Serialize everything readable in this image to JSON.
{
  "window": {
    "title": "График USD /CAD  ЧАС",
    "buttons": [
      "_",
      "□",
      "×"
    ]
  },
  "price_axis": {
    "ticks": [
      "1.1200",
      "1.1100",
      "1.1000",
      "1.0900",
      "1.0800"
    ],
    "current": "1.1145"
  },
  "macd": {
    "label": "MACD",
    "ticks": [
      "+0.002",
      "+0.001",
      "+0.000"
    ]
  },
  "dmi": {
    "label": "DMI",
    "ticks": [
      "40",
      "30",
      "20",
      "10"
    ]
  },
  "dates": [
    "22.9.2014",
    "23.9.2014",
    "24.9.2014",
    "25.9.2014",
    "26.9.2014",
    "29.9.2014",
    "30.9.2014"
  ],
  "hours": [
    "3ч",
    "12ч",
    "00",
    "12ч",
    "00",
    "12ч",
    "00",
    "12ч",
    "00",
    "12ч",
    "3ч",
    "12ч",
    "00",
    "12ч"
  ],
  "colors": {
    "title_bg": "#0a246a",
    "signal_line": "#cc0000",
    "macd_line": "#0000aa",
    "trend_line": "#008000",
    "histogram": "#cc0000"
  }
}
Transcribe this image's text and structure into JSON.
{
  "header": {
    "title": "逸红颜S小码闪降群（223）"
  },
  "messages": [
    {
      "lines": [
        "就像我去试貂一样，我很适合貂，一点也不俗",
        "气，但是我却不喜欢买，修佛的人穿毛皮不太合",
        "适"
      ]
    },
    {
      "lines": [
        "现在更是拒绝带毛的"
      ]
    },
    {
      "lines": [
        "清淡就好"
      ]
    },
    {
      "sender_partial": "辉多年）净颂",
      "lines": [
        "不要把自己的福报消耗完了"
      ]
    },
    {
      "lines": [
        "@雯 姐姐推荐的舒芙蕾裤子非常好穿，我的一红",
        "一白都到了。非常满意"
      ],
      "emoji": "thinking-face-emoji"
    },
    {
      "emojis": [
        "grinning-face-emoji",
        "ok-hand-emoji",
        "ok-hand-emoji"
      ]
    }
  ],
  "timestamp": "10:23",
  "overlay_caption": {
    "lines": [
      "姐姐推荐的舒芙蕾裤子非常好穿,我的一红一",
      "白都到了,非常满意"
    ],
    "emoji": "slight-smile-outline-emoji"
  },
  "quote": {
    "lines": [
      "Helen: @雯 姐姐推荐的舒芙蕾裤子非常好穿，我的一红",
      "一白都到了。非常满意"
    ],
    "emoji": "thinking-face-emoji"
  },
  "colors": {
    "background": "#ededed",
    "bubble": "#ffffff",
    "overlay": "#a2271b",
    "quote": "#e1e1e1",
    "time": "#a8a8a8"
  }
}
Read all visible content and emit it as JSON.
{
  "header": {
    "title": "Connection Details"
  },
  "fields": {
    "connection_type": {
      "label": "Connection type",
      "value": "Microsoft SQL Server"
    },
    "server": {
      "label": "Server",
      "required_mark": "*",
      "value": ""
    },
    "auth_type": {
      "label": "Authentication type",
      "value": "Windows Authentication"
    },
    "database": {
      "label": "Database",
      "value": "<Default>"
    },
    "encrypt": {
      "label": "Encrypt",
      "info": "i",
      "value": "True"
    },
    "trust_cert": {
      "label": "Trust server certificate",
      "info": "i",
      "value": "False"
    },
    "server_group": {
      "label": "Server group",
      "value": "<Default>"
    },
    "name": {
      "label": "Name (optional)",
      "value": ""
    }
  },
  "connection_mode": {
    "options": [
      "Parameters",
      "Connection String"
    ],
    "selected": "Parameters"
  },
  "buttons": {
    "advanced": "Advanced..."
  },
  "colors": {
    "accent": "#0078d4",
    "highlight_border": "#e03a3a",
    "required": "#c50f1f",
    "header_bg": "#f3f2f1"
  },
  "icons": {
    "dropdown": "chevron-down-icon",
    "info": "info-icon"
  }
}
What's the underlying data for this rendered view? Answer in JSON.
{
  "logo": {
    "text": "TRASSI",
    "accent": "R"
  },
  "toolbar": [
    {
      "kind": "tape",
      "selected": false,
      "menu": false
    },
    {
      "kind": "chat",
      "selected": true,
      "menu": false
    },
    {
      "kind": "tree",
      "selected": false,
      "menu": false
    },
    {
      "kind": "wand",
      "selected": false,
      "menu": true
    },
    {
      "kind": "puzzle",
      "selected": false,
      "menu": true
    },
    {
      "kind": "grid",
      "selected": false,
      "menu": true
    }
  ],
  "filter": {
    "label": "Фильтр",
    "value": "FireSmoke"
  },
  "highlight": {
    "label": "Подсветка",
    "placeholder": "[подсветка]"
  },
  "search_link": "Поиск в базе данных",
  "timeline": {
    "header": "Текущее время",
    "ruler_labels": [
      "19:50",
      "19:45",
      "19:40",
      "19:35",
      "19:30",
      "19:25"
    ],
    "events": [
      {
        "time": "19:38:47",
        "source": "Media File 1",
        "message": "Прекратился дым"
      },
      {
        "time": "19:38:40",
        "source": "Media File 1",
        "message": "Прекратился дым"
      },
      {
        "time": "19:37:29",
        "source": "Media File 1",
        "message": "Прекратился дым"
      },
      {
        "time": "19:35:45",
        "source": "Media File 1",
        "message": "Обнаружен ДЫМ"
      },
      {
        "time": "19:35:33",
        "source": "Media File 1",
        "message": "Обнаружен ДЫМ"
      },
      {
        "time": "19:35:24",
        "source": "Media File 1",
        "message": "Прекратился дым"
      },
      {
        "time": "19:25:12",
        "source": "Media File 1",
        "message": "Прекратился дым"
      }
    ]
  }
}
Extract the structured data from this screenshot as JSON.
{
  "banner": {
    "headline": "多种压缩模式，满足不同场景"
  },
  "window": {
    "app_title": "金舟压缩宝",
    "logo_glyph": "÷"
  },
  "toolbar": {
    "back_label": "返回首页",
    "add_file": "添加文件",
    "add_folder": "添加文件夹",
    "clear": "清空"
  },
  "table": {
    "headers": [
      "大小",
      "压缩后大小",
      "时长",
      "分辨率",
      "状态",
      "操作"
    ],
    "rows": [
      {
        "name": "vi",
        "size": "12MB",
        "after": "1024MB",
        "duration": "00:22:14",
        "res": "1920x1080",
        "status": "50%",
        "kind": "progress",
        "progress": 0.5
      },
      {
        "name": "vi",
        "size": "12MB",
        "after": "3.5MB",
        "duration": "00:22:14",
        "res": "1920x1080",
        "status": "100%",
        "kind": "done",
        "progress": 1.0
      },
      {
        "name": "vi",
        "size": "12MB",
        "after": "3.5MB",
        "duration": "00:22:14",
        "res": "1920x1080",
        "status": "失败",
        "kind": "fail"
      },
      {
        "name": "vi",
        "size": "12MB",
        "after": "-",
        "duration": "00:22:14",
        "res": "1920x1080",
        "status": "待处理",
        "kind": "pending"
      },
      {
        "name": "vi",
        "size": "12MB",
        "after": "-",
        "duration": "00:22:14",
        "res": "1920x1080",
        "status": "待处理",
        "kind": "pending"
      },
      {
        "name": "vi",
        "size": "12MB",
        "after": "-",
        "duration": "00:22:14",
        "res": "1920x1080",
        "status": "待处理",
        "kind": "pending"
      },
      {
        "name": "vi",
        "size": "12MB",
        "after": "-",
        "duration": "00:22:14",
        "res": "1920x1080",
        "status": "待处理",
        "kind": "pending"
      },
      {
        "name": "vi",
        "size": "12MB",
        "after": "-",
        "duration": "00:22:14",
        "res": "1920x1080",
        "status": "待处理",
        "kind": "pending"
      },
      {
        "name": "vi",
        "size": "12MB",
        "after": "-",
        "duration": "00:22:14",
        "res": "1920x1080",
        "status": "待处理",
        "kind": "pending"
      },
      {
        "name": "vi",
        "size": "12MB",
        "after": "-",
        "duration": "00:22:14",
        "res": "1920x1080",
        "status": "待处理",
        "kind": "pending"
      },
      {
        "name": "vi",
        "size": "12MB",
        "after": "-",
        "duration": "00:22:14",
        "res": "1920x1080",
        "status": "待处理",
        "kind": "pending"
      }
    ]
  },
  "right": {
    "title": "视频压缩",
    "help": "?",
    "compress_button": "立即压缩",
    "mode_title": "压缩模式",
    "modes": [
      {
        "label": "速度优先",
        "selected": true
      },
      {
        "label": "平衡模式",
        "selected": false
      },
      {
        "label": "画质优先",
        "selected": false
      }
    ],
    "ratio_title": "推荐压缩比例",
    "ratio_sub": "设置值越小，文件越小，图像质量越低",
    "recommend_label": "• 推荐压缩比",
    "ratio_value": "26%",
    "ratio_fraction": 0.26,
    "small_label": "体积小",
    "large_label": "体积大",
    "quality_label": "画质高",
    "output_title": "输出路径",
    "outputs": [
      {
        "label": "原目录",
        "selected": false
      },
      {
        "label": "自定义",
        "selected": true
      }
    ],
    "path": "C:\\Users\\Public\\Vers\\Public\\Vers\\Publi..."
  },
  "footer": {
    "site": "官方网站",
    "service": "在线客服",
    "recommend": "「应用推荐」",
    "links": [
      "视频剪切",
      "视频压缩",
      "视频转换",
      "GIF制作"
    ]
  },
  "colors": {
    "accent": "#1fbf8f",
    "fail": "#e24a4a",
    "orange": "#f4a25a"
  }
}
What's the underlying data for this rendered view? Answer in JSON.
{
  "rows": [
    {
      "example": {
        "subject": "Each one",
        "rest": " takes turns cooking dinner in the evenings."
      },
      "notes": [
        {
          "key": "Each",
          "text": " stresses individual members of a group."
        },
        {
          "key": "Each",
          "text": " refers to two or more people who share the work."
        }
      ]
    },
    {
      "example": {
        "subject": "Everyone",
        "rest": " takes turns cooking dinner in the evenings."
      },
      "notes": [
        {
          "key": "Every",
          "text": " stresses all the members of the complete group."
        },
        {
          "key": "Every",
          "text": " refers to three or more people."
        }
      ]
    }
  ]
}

Short task |
Return only those lines of the records that contain the string "face".

Problem solution |
      "emoji": "thinking-face-emoji"
        "grinning-face-emoji",
    "emoji": "thinking-face-emoji"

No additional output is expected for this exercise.